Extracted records
_ _ _ _ _ _ _
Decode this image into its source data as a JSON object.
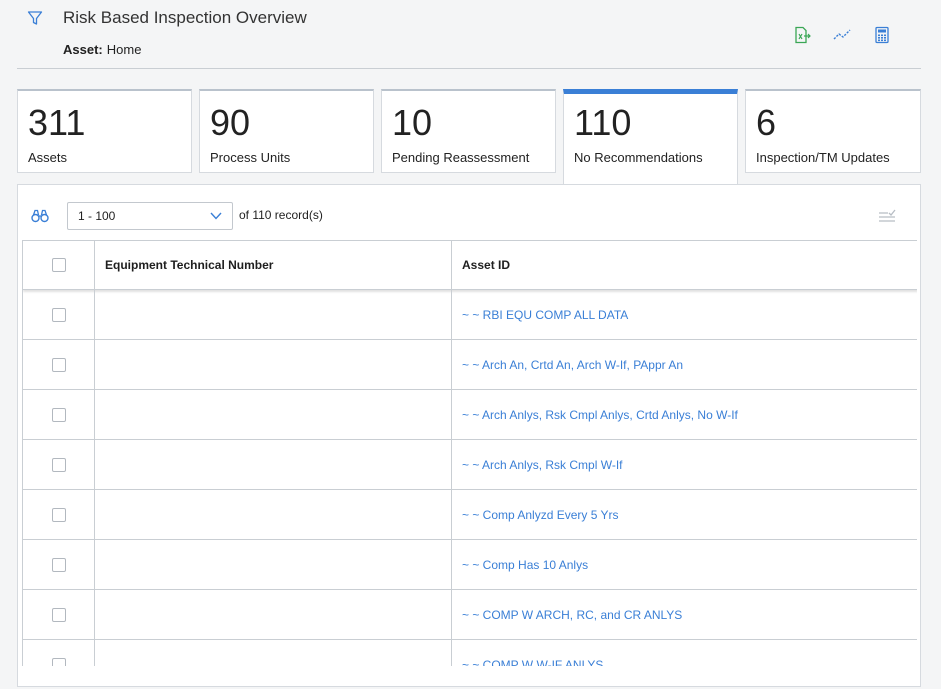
{
  "header": {
    "title": "Risk Based Inspection Overview",
    "asset_label": "Asset:",
    "asset_value": "Home",
    "icons": [
      "filter-icon",
      "export-icon",
      "trend-icon",
      "calculator-icon"
    ]
  },
  "tiles": [
    {
      "value": "311",
      "label": "Assets"
    },
    {
      "value": "90",
      "label": "Process Units"
    },
    {
      "value": "10",
      "label": "Pending Reassessment"
    },
    {
      "value": "110",
      "label": "No Recommendations"
    },
    {
      "value": "6",
      "label": "Inspection/TM Updates"
    }
  ],
  "active_tile": "No Recommendations",
  "toolbar": {
    "range_value": "1 - 100",
    "of_text": "of 110 record(s)"
  },
  "table": {
    "columns": [
      "",
      "Equipment Technical Number",
      "Asset ID"
    ],
    "rows": [
      {
        "equipment": "",
        "asset_id": "~ ~ RBI EQU COMP ALL DATA"
      },
      {
        "equipment": "",
        "asset_id": "~ ~ Arch An, Crtd An, Arch W-If, PAppr An"
      },
      {
        "equipment": "",
        "asset_id": "~ ~ Arch Anlys, Rsk Cmpl Anlys, Crtd Anlys, No W-If"
      },
      {
        "equipment": "",
        "asset_id": "~ ~ Arch Anlys, Rsk Cmpl W-If"
      },
      {
        "equipment": "",
        "asset_id": "~ ~ Comp Anlyzd Every 5 Yrs"
      },
      {
        "equipment": "",
        "asset_id": "~ ~ Comp Has 10 Anlys"
      },
      {
        "equipment": "",
        "asset_id": "~ ~ COMP W ARCH, RC, and CR ANLYS"
      },
      {
        "equipment": "",
        "asset_id": "~ ~ COMP W W-IF ANLYS"
      }
    ]
  },
  "colors": {
    "accent": "#3a7fd6",
    "icon_green": "#3aa655"
  }
}
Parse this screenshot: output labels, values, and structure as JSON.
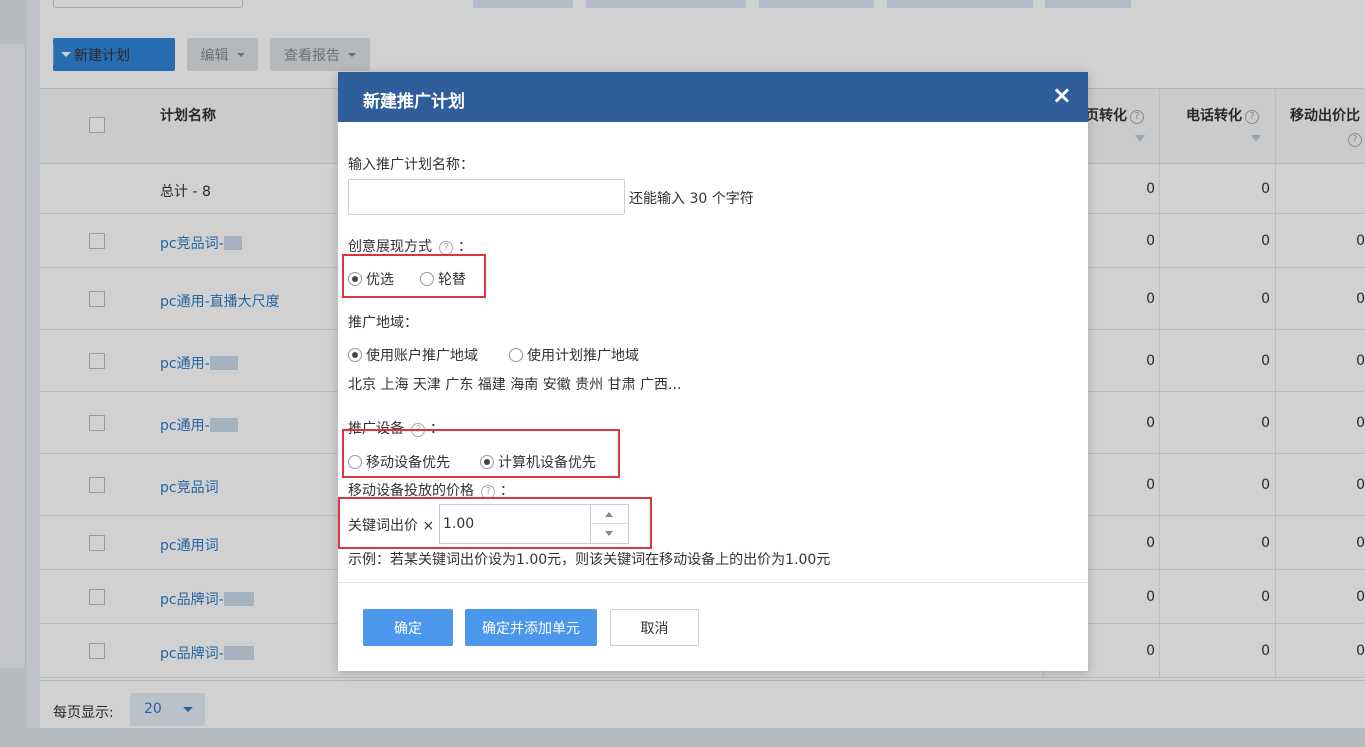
{
  "toolbar": {
    "new_plan_label": "新建计划",
    "edit_label": "编辑",
    "report_label": "查看报告"
  },
  "table": {
    "headers": {
      "name": "计划名称",
      "page_conversion": "页转化",
      "phone_conversion": "电话转化",
      "mobile_bid": "移动出价比"
    },
    "total_row": "总计 - 8",
    "rows": [
      {
        "name": "pc竞品词-",
        "page_conv": "0",
        "phone_conv": "0",
        "mobile": "0"
      },
      {
        "name": "pc通用-直播大尺度",
        "page_conv": "0",
        "phone_conv": "0",
        "mobile": "0"
      },
      {
        "name": "pc通用-",
        "page_conv": "0",
        "phone_conv": "0",
        "mobile": "0"
      },
      {
        "name": "pc通用-",
        "page_conv": "0",
        "phone_conv": "0",
        "mobile": "0"
      },
      {
        "name": "pc竞品词",
        "page_conv": "0",
        "phone_conv": "0",
        "mobile": "0"
      },
      {
        "name": "pc通用词",
        "page_conv": "0",
        "phone_conv": "0",
        "mobile": "0"
      },
      {
        "name": "pc品牌词-",
        "page_conv": "0",
        "phone_conv": "0",
        "mobile": "0"
      },
      {
        "name": "pc品牌词-",
        "page_conv": "0",
        "phone_conv": "0",
        "mobile": "0"
      }
    ],
    "total_values": {
      "page_conv": "0",
      "phone_conv": "0"
    }
  },
  "footer": {
    "per_page_label": "每页显示:",
    "per_page_value": "20"
  },
  "dialog": {
    "title": "新建推广计划",
    "close_glyph": "×",
    "name_label": "输入推广计划名称：",
    "name_value": "",
    "name_hint": "还能输入 30 个字符",
    "creative_label": "创意展现方式",
    "creative_colon": "：",
    "creative_options": [
      "优选",
      "轮替"
    ],
    "creative_selected": "优选",
    "region_label": "推广地域：",
    "region_options": [
      "使用账户推广地域",
      "使用计划推广地域"
    ],
    "region_selected": "使用账户推广地域",
    "region_list": "北京 上海 天津 广东 福建 海南 安徽 贵州 甘肃 广西...",
    "device_label": "推广设备",
    "device_colon": "：",
    "device_options": [
      "移动设备优先",
      "计算机设备优先"
    ],
    "device_selected": "计算机设备优先",
    "mobile_price_label": "移动设备投放的价格",
    "mobile_price_colon": "：",
    "bid_label": "关键词出价 ×",
    "bid_value": "1.00",
    "example_text": "示例：若某关键词出价设为1.00元，则该关键词在移动设备上的出价为1.00元",
    "buttons": {
      "confirm": "确定",
      "confirm_add_unit": "确定并添加单元",
      "cancel": "取消"
    }
  }
}
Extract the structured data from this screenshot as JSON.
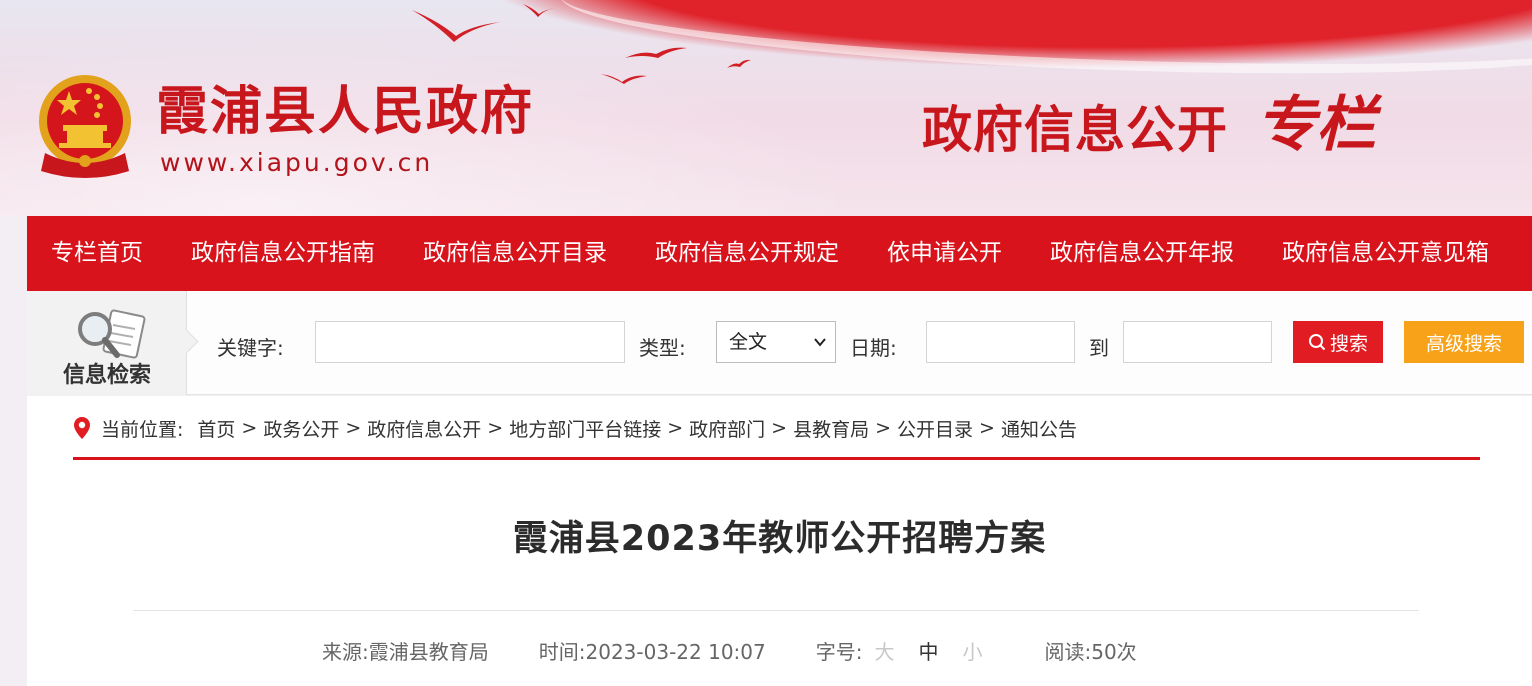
{
  "header": {
    "site_name": "霞浦县人民政府",
    "site_url": "www.xiapu.gov.cn",
    "column_title": "政府信息公开",
    "column_title_em": "专栏",
    "primary_color": "#d8131b"
  },
  "nav": {
    "items": [
      {
        "label": "专栏首页"
      },
      {
        "label": "政府信息公开指南"
      },
      {
        "label": "政府信息公开目录"
      },
      {
        "label": "政府信息公开规定"
      },
      {
        "label": "依申请公开"
      },
      {
        "label": "政府信息公开年报"
      },
      {
        "label": "政府信息公开意见箱"
      }
    ]
  },
  "search": {
    "badge_label": "信息检索",
    "keyword_label": "关键字:",
    "keyword_value": "",
    "type_label": "类型:",
    "type_selected": "全文",
    "date_label": "日期:",
    "date_from": "",
    "date_to_label": "到",
    "date_to": "",
    "search_button": "搜索",
    "advanced_button": "高级搜索",
    "search_color": "#e21c23",
    "advanced_color": "#f8a21a"
  },
  "breadcrumb": {
    "prefix": "当前位置:",
    "items": [
      "首页",
      "政务公开",
      "政府信息公开",
      "地方部门平台链接",
      "政府部门",
      "县教育局",
      "公开目录",
      "通知公告"
    ],
    "separator": ">"
  },
  "article": {
    "title": "霞浦县2023年教师公开招聘方案",
    "source_label": "来源:",
    "source": "霞浦县教育局",
    "time_label": "时间:",
    "time": "2023-03-22 10:07",
    "font_size_label": "字号:",
    "font_sizes": [
      "大",
      "中",
      "小"
    ],
    "views_label": "阅读:",
    "views": "50次"
  }
}
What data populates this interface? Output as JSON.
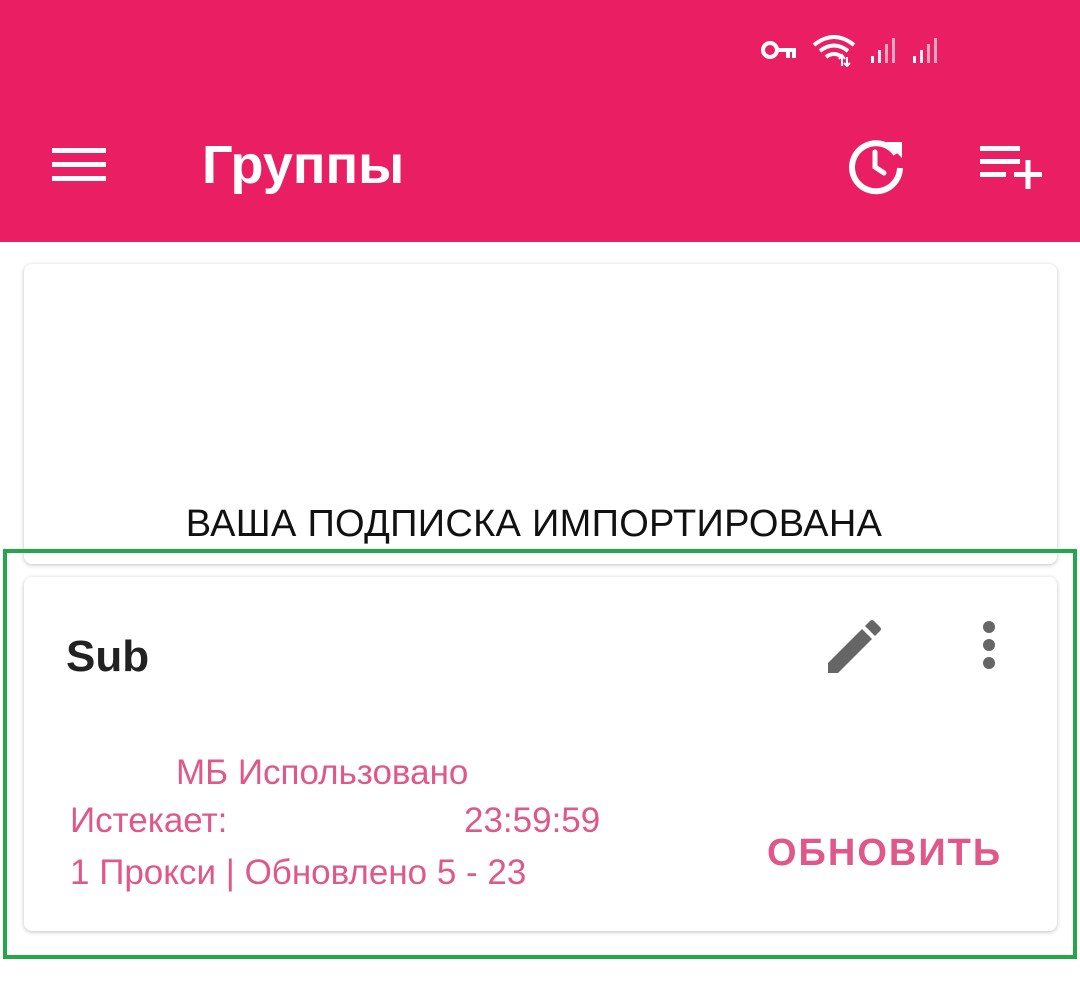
{
  "colors": {
    "appbar": "#E91E63",
    "accent_text": "#E0578A",
    "highlight_border": "#22A84A"
  },
  "status_bar": {
    "icons": [
      "vpn-key-icon",
      "wifi-icon",
      "signal-icon-1",
      "signal-icon-2"
    ]
  },
  "appbar": {
    "title": "Группы",
    "icons": [
      "menu-icon",
      "refresh-clock-icon",
      "playlist-add-icon"
    ]
  },
  "annotation": {
    "caption": "ВАША ПОДПИСКА ИМПОРТИРОВАНА"
  },
  "group_card": {
    "name": "Sub",
    "used": "МБ Использовано",
    "expires_label": "Истекает:",
    "expires_time": "23:59:59",
    "proxy_info": "1 Прокси | Обновлено 5 - 23",
    "update_label": "ОБНОВИТЬ",
    "icons": [
      "edit-icon",
      "more-vert-icon"
    ]
  }
}
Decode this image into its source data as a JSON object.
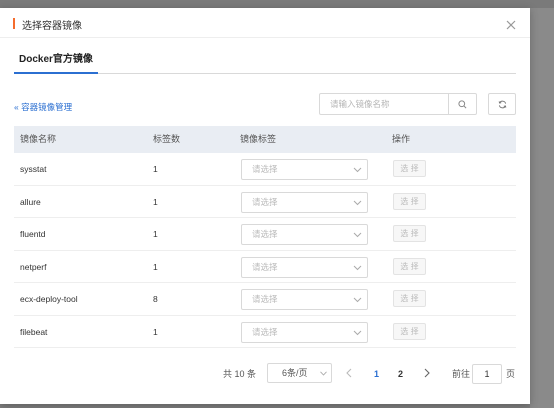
{
  "modal": {
    "title": "选择容器镜像",
    "accent_color": "#f56c2d"
  },
  "tabs": [
    {
      "label": "Docker官方镜像",
      "active": true
    }
  ],
  "back_link": "« 容器镜像管理",
  "search": {
    "placeholder": "请输入镜像名称",
    "value": ""
  },
  "icons": {
    "close": "close-icon",
    "search": "search-icon",
    "refresh": "refresh-icon",
    "dropdown": "chevron-down-icon",
    "prev": "chevron-left-icon",
    "next": "chevron-right-icon"
  },
  "table": {
    "headers": [
      "镜像名称",
      "标签数",
      "镜像标签",
      "操作"
    ],
    "rows": [
      {
        "name": "sysstat",
        "tag_count": "1",
        "tag_placeholder": "请选择",
        "action": "选 择"
      },
      {
        "name": "allure",
        "tag_count": "1",
        "tag_placeholder": "请选择",
        "action": "选 择"
      },
      {
        "name": "fluentd",
        "tag_count": "1",
        "tag_placeholder": "请选择",
        "action": "选 择"
      },
      {
        "name": "netperf",
        "tag_count": "1",
        "tag_placeholder": "请选择",
        "action": "选 择"
      },
      {
        "name": "ecx-deploy-tool",
        "tag_count": "8",
        "tag_placeholder": "请选择",
        "action": "选 择"
      },
      {
        "name": "filebeat",
        "tag_count": "1",
        "tag_placeholder": "请选择",
        "action": "选 择"
      }
    ]
  },
  "pagination": {
    "total": "共 10 条",
    "page_size": "6条/页",
    "pages": [
      "1",
      "2"
    ],
    "current_page": "1",
    "goto_label": "前往",
    "goto_value": "1",
    "goto_unit": "页",
    "active_color": "#2b6fd1"
  }
}
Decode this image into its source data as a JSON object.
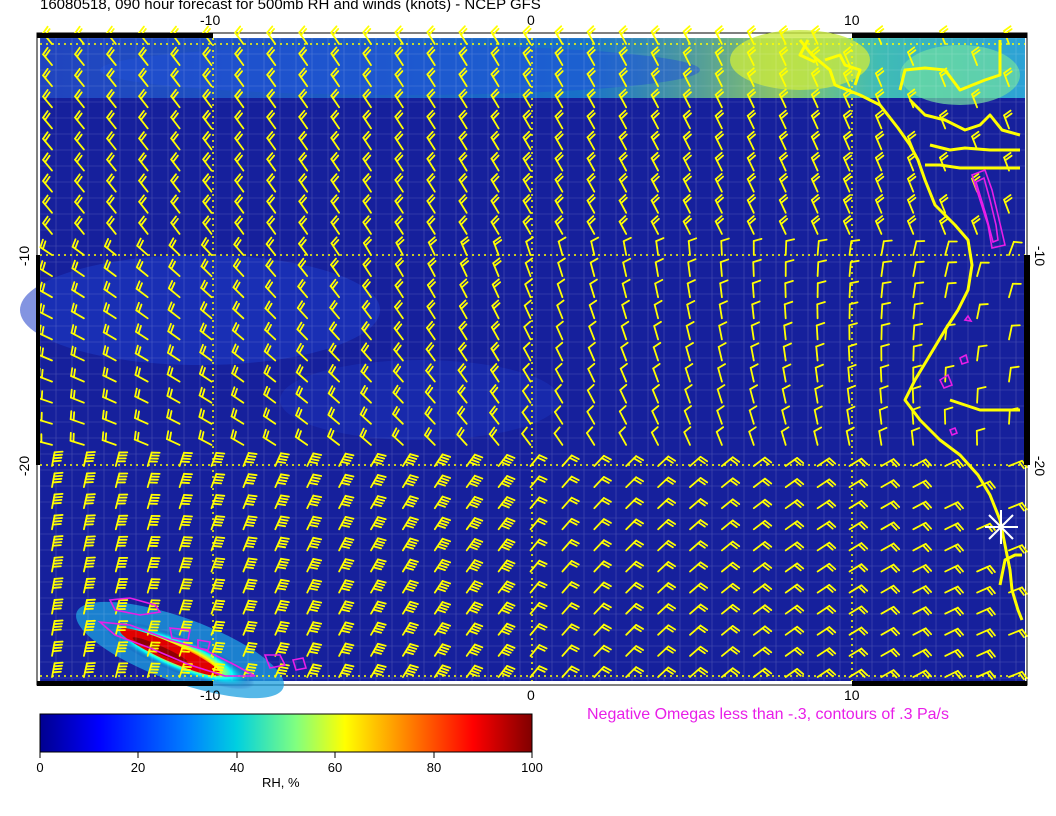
{
  "title": "16080518, 090 hour forecast for 500mb RH and winds (knots) - NCEP GFS",
  "omega_note": "Negative Omegas less than -.3, contours of .3 Pa/s",
  "colorbar": {
    "label": "RH, %",
    "ticks": [
      "0",
      "20",
      "40",
      "60",
      "80",
      "100"
    ],
    "colors": [
      "#00008f",
      "#0000ff",
      "#0080ff",
      "#00ffff",
      "#80ff80",
      "#ffff00",
      "#ff8000",
      "#ff0000",
      "#800000"
    ]
  },
  "axes": {
    "lon_top": [
      "-10",
      "0",
      "10"
    ],
    "lon_bottom": [
      "-10",
      "0",
      "10"
    ],
    "lat_left": [
      "-10",
      "-20"
    ],
    "lat_right": [
      "-10",
      "-20"
    ]
  },
  "colors": {
    "ocean": "#16209c",
    "wind_barbs": "#ffff00",
    "coastline": "#ffff00",
    "omega_contours": "#e81ee8",
    "grid": "#ffffff"
  },
  "icons": {
    "marker": "asterisk-marker-icon"
  }
}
_ _ _ _ _ _ _
Gather each line in the entries above where the string "使用账户推广地域" is found.

RESULT OF THE EXERCISE
      "使用账户推广地域",
    "region_selected": "使用账户推广地域",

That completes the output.